= Excerpted records =
____

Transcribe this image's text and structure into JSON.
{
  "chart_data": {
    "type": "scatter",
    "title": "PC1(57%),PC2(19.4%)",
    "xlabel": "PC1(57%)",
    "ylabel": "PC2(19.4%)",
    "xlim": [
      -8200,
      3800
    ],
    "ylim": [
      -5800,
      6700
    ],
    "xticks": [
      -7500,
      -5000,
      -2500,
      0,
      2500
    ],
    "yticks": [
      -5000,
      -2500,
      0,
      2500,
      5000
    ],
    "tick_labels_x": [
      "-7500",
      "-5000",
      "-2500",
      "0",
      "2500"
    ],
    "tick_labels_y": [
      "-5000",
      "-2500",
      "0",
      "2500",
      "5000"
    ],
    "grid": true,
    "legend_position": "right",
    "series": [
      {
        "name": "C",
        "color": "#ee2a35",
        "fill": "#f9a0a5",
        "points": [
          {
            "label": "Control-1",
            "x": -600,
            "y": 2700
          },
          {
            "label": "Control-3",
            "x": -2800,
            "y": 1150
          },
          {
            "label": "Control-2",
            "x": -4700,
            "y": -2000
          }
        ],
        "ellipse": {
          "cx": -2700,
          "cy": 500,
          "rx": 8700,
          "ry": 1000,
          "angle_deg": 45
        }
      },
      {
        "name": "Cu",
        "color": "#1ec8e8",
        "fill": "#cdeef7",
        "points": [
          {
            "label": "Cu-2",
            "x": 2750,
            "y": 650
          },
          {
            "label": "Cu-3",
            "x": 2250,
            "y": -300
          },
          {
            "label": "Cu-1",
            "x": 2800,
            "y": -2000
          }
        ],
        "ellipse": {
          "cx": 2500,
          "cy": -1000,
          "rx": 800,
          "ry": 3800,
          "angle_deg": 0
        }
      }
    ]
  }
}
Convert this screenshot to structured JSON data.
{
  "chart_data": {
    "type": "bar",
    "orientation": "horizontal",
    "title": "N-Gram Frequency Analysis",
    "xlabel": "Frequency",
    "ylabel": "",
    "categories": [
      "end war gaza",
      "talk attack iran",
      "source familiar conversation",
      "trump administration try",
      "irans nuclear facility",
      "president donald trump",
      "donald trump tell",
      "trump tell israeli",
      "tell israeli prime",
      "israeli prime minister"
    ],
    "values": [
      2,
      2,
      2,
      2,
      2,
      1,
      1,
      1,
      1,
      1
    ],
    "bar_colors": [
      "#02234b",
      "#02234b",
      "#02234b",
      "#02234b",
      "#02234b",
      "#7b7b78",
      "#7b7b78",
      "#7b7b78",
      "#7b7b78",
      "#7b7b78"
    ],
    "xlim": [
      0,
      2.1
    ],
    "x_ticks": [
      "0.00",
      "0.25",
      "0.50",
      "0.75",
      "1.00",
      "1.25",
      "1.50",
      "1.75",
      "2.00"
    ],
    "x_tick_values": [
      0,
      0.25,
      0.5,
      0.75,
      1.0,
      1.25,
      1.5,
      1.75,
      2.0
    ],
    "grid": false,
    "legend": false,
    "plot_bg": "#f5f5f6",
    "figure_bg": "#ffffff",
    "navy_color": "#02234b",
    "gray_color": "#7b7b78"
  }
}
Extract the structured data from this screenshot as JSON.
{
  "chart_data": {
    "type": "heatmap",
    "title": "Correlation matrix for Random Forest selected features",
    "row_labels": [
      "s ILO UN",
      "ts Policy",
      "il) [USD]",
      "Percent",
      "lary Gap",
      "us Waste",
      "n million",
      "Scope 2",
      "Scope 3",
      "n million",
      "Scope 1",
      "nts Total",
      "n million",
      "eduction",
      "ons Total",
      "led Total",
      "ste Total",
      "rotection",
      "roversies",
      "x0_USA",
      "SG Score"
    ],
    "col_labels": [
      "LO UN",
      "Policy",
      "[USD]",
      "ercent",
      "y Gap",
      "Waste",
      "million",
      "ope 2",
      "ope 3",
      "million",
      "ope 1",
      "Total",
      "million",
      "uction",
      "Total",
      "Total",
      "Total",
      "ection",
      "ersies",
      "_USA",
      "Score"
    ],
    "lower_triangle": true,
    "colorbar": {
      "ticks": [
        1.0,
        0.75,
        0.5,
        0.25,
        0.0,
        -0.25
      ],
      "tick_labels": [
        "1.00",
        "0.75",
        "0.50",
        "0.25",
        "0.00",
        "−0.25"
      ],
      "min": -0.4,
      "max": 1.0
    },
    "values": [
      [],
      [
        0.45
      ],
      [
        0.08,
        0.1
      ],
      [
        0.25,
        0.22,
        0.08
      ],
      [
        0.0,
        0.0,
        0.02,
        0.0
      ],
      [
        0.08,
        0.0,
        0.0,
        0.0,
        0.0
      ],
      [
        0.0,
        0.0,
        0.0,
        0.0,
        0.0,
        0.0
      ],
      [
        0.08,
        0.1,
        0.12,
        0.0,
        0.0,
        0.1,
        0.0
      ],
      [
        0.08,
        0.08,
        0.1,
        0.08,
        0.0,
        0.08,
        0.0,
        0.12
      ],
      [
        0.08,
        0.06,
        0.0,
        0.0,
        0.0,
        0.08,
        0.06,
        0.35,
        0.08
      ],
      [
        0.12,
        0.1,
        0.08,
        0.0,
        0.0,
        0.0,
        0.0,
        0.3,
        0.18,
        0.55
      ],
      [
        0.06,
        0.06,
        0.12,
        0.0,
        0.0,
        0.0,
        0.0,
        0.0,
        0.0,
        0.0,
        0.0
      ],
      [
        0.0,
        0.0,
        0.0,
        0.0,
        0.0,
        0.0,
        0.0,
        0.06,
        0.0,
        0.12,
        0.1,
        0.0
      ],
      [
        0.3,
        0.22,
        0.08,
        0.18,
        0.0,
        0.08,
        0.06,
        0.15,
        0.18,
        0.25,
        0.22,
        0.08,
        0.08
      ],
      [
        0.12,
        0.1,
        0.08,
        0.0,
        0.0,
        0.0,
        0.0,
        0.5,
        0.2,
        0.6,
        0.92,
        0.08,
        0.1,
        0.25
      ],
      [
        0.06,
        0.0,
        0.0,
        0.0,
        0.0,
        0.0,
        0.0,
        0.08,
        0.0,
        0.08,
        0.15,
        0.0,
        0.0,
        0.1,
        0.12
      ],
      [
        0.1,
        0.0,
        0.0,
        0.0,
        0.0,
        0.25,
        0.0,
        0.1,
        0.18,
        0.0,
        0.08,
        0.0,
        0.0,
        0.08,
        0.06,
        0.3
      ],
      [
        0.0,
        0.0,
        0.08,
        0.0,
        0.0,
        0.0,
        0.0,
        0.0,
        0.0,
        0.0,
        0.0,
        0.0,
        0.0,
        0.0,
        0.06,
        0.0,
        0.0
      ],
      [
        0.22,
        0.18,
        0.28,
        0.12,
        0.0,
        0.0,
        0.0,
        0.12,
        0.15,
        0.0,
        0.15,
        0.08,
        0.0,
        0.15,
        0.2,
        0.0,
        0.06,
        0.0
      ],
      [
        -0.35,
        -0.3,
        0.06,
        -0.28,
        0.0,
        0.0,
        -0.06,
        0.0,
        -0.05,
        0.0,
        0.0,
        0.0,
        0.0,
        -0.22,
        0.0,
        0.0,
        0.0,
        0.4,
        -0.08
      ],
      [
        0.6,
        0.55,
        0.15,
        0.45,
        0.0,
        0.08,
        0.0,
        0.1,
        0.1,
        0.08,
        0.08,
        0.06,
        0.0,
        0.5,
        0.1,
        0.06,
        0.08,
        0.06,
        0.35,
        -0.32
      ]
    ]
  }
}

____

= Exercise instructions =
Repeat each of the entries above precisely as given.

= Response to this exercise =
Transcribe this image's text and structure into JSON.
{
  "chart_data": {
    "type": "scatter",
    "title": "PC1(57%),PC2(19.4%)",
    "xlabel": "PC1(57%)",
    "ylabel": "PC2(19.4%)",
    "xlim": [
      -8200,
      3800
    ],
    "ylim": [
      -5800,
      6700
    ],
    "xticks": [
      -7500,
      -5000,
      -2500,
      0,
      2500
    ],
    "yticks": [
      -5000,
      -2500,
      0,
      2500,
      5000
    ],
    "tick_labels_x": [
      "-7500",
      "-5000",
      "-2500",
      "0",
      "2500"
    ],
    "tick_labels_y": [
      "-5000",
      "-2500",
      "0",
      "2500",
      "5000"
    ],
    "grid": true,
    "legend_position": "right",
    "series": [
      {
        "name": "C",
        "color": "#ee2a35",
        "fill": "#f9a0a5",
        "points": [
          {
            "label": "Control-1",
            "x": -600,
            "y": 2700
          },
          {
            "label": "Control-3",
            "x": -2800,
            "y": 1150
          },
          {
            "label": "Control-2",
            "x": -4700,
            "y": -2000
          }
        ],
        "ellipse": {
          "cx": -2700,
          "cy": 500,
          "rx": 8700,
          "ry": 1000,
          "angle_deg": 45
        }
      },
      {
        "name": "Cu",
        "color": "#1ec8e8",
        "fill": "#cdeef7",
        "points": [
          {
            "label": "Cu-2",
            "x": 2750,
            "y": 650
          },
          {
            "label": "Cu-3",
            "x": 2250,
            "y": -300
          },
          {
            "label": "Cu-1",
            "x": 2800,
            "y": -2000
          }
        ],
        "ellipse": {
          "cx": 2500,
          "cy": -1000,
          "rx": 800,
          "ry": 3800,
          "angle_deg": 0
        }
      }
    ]
  }
}
Convert this screenshot to structured JSON data.
{
  "chart_data": {
    "type": "bar",
    "orientation": "horizontal",
    "title": "N-Gram Frequency Analysis",
    "xlabel": "Frequency",
    "ylabel": "",
    "categories": [
      "end war gaza",
      "talk attack iran",
      "source familiar conversation",
      "trump administration try",
      "irans nuclear facility",
      "president donald trump",
      "donald trump tell",
      "trump tell israeli",
      "tell israeli prime",
      "israeli prime minister"
    ],
    "values": [
      2,
      2,
      2,
      2,
      2,
      1,
      1,
      1,
      1,
      1
    ],
    "bar_colors": [
      "#02234b",
      "#02234b",
      "#02234b",
      "#02234b",
      "#02234b",
      "#7b7b78",
      "#7b7b78",
      "#7b7b78",
      "#7b7b78",
      "#7b7b78"
    ],
    "xlim": [
      0,
      2.1
    ],
    "x_ticks": [
      "0.00",
      "0.25",
      "0.50",
      "0.75",
      "1.00",
      "1.25",
      "1.50",
      "1.75",
      "2.00"
    ],
    "x_tick_values": [
      0,
      0.25,
      0.5,
      0.75,
      1.0,
      1.25,
      1.5,
      1.75,
      2.0
    ],
    "grid": false,
    "legend": false,
    "plot_bg": "#f5f5f6",
    "figure_bg": "#ffffff",
    "navy_color": "#02234b",
    "gray_color": "#7b7b78"
  }
}
Extract the structured data from this screenshot as JSON.
{
  "chart_data": {
    "type": "heatmap",
    "title": "Correlation matrix for Random Forest selected features",
    "row_labels": [
      "s ILO UN",
      "ts Policy",
      "il) [USD]",
      "Percent",
      "lary Gap",
      "us Waste",
      "n million",
      "Scope 2",
      "Scope 3",
      "n million",
      "Scope 1",
      "nts Total",
      "n million",
      "eduction",
      "ons Total",
      "led Total",
      "ste Total",
      "rotection",
      "roversies",
      "x0_USA",
      "SG Score"
    ],
    "col_labels": [
      "LO UN",
      "Policy",
      "[USD]",
      "ercent",
      "y Gap",
      "Waste",
      "million",
      "ope 2",
      "ope 3",
      "million",
      "ope 1",
      "Total",
      "million",
      "uction",
      "Total",
      "Total",
      "Total",
      "ection",
      "ersies",
      "_USA",
      "Score"
    ],
    "lower_triangle": true,
    "colorbar": {
      "ticks": [
        1.0,
        0.75,
        0.5,
        0.25,
        0.0,
        -0.25
      ],
      "tick_labels": [
        "1.00",
        "0.75",
        "0.50",
        "0.25",
        "0.00",
        "−0.25"
      ],
      "min": -0.4,
      "max": 1.0
    },
    "values": [
      [],
      [
        0.45
      ],
      [
        0.08,
        0.1
      ],
      [
        0.25,
        0.22,
        0.08
      ],
      [
        0.0,
        0.0,
        0.02,
        0.0
      ],
      [
        0.08,
        0.0,
        0.0,
        0.0,
        0.0
      ],
      [
        0.0,
        0.0,
        0.0,
        0.0,
        0.0,
        0.0
      ],
      [
        0.08,
        0.1,
        0.12,
        0.0,
        0.0,
        0.1,
        0.0
      ],
      [
        0.08,
        0.08,
        0.1,
        0.08,
        0.0,
        0.08,
        0.0,
        0.12
      ],
      [
        0.08,
        0.06,
        0.0,
        0.0,
        0.0,
        0.08,
        0.06,
        0.35,
        0.08
      ],
      [
        0.12,
        0.1,
        0.08,
        0.0,
        0.0,
        0.0,
        0.0,
        0.3,
        0.18,
        0.55
      ],
      [
        0.06,
        0.06,
        0.12,
        0.0,
        0.0,
        0.0,
        0.0,
        0.0,
        0.0,
        0.0,
        0.0
      ],
      [
        0.0,
        0.0,
        0.0,
        0.0,
        0.0,
        0.0,
        0.0,
        0.06,
        0.0,
        0.12,
        0.1,
        0.0
      ],
      [
        0.3,
        0.22,
        0.08,
        0.18,
        0.0,
        0.08,
        0.06,
        0.15,
        0.18,
        0.25,
        0.22,
        0.08,
        0.08
      ],
      [
        0.12,
        0.1,
        0.08,
        0.0,
        0.0,
        0.0,
        0.0,
        0.5,
        0.2,
        0.6,
        0.92,
        0.08,
        0.1,
        0.25
      ],
      [
        0.06,
        0.0,
        0.0,
        0.0,
        0.0,
        0.0,
        0.0,
        0.08,
        0.0,
        0.08,
        0.15,
        0.0,
        0.0,
        0.1,
        0.12
      ],
      [
        0.1,
        0.0,
        0.0,
        0.0,
        0.0,
        0.25,
        0.0,
        0.1,
        0.18,
        0.0,
        0.08,
        0.0,
        0.0,
        0.08,
        0.06,
        0.3
      ],
      [
        0.0,
        0.0,
        0.08,
        0.0,
        0.0,
        0.0,
        0.0,
        0.0,
        0.0,
        0.0,
        0.0,
        0.0,
        0.0,
        0.0,
        0.06,
        0.0,
        0.0
      ],
      [
        0.22,
        0.18,
        0.28,
        0.12,
        0.0,
        0.0,
        0.0,
        0.12,
        0.15,
        0.0,
        0.15,
        0.08,
        0.0,
        0.15,
        0.2,
        0.0,
        0.06,
        0.0
      ],
      [
        -0.35,
        -0.3,
        0.06,
        -0.28,
        0.0,
        0.0,
        -0.06,
        0.0,
        -0.05,
        0.0,
        0.0,
        0.0,
        0.0,
        -0.22,
        0.0,
        0.0,
        0.0,
        0.4,
        -0.08
      ],
      [
        0.6,
        0.55,
        0.15,
        0.45,
        0.0,
        0.08,
        0.0,
        0.1,
        0.1,
        0.08,
        0.08,
        0.06,
        0.0,
        0.5,
        0.1,
        0.06,
        0.08,
        0.06,
        0.35,
        -0.32
      ]
    ]
  }
}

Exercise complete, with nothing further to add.